(Collected data entries)
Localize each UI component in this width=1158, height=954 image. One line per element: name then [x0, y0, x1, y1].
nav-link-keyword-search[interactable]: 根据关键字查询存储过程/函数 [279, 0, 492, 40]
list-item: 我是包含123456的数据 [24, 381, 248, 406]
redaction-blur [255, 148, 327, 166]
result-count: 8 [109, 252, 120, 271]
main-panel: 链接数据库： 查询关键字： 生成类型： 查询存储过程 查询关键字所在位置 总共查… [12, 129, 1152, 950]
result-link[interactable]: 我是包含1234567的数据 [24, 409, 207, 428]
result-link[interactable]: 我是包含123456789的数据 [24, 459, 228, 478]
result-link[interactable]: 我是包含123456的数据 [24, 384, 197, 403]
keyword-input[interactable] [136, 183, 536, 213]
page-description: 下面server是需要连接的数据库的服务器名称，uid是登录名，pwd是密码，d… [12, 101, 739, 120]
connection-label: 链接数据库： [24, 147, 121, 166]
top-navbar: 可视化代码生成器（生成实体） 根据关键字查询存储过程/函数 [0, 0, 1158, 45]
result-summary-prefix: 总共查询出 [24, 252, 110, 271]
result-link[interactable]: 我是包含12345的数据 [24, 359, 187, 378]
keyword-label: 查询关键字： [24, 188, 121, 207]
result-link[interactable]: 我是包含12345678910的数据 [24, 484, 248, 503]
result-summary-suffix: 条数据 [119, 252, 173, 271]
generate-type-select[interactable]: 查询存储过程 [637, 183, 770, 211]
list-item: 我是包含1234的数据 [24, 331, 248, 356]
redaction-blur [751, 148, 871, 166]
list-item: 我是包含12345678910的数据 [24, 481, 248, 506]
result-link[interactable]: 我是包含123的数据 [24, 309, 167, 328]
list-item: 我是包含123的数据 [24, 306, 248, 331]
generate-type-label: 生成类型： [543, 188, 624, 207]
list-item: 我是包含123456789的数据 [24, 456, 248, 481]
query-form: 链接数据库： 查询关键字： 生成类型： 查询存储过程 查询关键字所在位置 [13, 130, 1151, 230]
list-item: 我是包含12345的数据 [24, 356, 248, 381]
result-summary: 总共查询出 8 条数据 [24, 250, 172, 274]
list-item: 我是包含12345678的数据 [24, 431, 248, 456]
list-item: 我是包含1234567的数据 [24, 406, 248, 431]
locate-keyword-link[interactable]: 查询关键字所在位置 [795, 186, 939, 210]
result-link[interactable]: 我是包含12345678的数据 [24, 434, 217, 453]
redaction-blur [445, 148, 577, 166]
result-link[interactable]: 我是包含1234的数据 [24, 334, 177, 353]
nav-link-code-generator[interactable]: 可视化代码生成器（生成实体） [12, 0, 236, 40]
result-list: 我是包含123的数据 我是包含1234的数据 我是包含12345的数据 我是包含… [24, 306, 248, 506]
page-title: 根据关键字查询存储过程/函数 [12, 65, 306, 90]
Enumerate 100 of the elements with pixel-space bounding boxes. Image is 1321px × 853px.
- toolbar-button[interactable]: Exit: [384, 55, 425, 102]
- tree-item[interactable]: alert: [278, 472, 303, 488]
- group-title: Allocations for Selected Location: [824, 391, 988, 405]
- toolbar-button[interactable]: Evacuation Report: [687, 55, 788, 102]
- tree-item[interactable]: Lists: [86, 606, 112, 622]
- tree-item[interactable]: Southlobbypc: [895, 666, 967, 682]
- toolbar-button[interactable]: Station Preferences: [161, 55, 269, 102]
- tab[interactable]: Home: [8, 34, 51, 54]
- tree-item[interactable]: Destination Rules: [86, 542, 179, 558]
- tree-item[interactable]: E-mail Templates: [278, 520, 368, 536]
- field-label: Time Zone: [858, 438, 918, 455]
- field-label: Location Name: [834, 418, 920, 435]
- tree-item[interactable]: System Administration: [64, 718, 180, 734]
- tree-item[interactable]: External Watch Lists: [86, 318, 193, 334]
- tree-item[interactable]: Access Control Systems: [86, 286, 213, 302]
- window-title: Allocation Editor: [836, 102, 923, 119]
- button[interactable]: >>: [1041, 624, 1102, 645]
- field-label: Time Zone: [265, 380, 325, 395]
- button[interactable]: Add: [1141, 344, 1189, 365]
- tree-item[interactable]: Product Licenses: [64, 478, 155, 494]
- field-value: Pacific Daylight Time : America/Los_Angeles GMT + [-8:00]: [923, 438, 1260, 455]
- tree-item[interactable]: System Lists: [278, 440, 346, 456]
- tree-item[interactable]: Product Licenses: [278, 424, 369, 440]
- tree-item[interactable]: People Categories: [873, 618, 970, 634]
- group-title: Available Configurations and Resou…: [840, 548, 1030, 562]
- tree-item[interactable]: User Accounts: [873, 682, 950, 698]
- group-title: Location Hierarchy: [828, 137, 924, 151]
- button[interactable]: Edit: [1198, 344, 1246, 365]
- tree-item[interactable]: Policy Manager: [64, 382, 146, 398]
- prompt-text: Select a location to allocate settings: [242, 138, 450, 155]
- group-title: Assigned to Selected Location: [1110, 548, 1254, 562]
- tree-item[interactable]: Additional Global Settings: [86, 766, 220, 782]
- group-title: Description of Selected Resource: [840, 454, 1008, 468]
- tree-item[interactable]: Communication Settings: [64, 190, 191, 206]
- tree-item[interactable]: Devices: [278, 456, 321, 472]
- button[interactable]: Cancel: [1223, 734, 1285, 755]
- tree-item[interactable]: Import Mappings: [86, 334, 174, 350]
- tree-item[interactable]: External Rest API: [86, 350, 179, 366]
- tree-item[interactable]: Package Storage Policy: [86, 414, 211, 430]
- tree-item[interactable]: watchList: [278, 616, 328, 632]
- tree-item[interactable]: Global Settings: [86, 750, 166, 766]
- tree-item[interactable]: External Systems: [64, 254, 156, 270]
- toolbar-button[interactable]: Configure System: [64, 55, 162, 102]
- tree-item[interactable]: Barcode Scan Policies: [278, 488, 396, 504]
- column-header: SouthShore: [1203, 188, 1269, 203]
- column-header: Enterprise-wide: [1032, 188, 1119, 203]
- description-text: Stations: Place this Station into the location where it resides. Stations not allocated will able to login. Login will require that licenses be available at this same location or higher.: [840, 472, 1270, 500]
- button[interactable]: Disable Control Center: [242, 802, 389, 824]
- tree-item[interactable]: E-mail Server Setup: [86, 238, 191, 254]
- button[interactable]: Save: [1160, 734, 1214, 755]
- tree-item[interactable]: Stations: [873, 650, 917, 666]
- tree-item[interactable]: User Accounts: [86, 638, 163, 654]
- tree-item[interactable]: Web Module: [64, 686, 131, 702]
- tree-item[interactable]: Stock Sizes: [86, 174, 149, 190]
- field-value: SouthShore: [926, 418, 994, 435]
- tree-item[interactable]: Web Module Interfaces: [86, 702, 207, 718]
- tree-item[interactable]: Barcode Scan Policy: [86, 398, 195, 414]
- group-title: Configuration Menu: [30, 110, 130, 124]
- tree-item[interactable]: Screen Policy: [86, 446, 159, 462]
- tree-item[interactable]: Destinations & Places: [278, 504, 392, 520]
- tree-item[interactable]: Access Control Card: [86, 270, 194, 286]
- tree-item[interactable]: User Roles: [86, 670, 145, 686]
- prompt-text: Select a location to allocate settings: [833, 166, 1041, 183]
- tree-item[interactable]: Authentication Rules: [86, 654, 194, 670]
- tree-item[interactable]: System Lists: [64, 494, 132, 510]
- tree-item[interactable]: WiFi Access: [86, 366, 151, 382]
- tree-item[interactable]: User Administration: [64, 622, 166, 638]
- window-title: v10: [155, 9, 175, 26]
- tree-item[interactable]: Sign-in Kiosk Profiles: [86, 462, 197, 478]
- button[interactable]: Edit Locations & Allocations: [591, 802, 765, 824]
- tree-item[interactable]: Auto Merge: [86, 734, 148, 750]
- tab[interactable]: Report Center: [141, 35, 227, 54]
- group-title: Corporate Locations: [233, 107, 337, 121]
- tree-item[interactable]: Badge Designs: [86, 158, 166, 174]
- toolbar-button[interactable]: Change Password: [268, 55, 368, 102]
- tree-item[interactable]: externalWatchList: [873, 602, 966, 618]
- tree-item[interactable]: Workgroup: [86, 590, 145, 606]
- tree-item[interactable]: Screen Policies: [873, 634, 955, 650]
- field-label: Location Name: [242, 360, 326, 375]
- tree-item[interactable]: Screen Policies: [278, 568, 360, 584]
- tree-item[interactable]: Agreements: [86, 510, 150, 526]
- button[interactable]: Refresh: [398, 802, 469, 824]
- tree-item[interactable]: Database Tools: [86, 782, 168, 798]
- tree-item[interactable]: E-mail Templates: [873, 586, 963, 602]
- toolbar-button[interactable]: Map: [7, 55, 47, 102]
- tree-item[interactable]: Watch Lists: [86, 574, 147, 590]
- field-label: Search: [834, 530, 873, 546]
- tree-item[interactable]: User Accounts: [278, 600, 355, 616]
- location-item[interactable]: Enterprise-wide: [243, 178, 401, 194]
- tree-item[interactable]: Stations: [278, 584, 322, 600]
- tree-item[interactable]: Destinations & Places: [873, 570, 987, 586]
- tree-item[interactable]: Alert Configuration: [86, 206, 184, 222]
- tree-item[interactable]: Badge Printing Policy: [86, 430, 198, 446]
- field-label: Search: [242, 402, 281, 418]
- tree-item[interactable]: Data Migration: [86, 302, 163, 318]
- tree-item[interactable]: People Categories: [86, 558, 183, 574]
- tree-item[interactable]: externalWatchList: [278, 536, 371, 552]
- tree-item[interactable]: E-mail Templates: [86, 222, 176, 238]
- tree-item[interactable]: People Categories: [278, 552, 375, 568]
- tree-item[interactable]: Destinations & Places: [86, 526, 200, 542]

**The problem**
Repeat the rows from the first one through the line containing "keyword-input[interactable] [136, 183, 536, 213]", swapping "result-link" for "match-link" and keeping everything else the same.

**Task response**
Localize each UI component in this width=1158, height=954 image. One line per element: name then [x0, y0, x1, y1].
nav-link-keyword-search[interactable]: 根据关键字查询存储过程/函数 [279, 0, 492, 40]
list-item: 我是包含123456的数据 [24, 381, 248, 406]
redaction-blur [255, 148, 327, 166]
result-count: 8 [109, 252, 120, 271]
main-panel: 链接数据库： 查询关键字： 生成类型： 查询存储过程 查询关键字所在位置 总共查… [12, 129, 1152, 950]
match-link[interactable]: 我是包含1234567的数据 [24, 409, 207, 428]
match-link[interactable]: 我是包含123456789的数据 [24, 459, 228, 478]
match-link[interactable]: 我是包含123456的数据 [24, 384, 197, 403]
keyword-input[interactable] [136, 183, 536, 213]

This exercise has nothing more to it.